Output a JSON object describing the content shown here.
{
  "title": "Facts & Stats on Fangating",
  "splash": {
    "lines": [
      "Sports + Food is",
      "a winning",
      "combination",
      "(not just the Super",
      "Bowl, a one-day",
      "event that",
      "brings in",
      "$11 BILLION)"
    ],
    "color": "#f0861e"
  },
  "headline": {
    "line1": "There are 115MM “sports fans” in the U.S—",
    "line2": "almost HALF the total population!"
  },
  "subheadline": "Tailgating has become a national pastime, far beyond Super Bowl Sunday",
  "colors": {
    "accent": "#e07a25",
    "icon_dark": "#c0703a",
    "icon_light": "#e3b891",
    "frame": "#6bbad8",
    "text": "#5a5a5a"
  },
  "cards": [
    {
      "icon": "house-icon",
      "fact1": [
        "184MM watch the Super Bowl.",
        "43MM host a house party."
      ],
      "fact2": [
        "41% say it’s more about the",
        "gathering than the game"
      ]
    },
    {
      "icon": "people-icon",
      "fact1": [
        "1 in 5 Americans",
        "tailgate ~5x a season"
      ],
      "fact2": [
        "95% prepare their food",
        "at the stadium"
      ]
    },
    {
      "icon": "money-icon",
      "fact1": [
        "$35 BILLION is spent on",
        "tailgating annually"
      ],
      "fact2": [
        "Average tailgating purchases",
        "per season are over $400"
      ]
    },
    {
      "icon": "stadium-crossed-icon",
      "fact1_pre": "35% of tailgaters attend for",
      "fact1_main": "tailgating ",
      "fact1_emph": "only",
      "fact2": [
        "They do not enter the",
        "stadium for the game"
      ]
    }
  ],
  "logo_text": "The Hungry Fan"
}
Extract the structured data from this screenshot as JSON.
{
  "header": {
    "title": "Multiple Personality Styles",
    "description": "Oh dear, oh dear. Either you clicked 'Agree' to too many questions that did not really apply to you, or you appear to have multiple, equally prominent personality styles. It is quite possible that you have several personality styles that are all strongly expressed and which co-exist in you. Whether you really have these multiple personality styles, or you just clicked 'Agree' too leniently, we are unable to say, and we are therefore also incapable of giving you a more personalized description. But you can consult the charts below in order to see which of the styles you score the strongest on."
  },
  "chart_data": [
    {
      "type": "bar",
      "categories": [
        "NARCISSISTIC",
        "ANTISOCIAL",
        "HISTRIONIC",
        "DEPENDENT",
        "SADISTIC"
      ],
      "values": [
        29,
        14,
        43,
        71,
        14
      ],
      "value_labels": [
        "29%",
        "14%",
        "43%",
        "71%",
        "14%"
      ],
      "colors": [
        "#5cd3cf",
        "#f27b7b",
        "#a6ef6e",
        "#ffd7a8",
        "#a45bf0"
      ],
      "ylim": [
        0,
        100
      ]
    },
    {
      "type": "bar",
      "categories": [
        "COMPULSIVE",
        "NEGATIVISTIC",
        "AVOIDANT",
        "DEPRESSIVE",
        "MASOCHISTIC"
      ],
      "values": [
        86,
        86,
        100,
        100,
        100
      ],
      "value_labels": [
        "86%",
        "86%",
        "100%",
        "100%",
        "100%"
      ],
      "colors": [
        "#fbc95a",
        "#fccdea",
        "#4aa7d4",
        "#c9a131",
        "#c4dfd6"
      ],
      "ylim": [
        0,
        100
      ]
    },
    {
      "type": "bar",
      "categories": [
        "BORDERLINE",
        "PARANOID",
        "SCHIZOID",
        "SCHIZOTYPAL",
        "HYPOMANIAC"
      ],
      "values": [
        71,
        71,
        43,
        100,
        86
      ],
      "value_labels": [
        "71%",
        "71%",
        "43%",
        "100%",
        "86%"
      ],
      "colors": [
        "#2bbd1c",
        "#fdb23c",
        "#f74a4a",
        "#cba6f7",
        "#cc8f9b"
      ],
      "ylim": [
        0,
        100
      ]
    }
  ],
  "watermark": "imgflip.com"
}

Aim | Give only the number of lines that include the word "house".

Worked answer | 2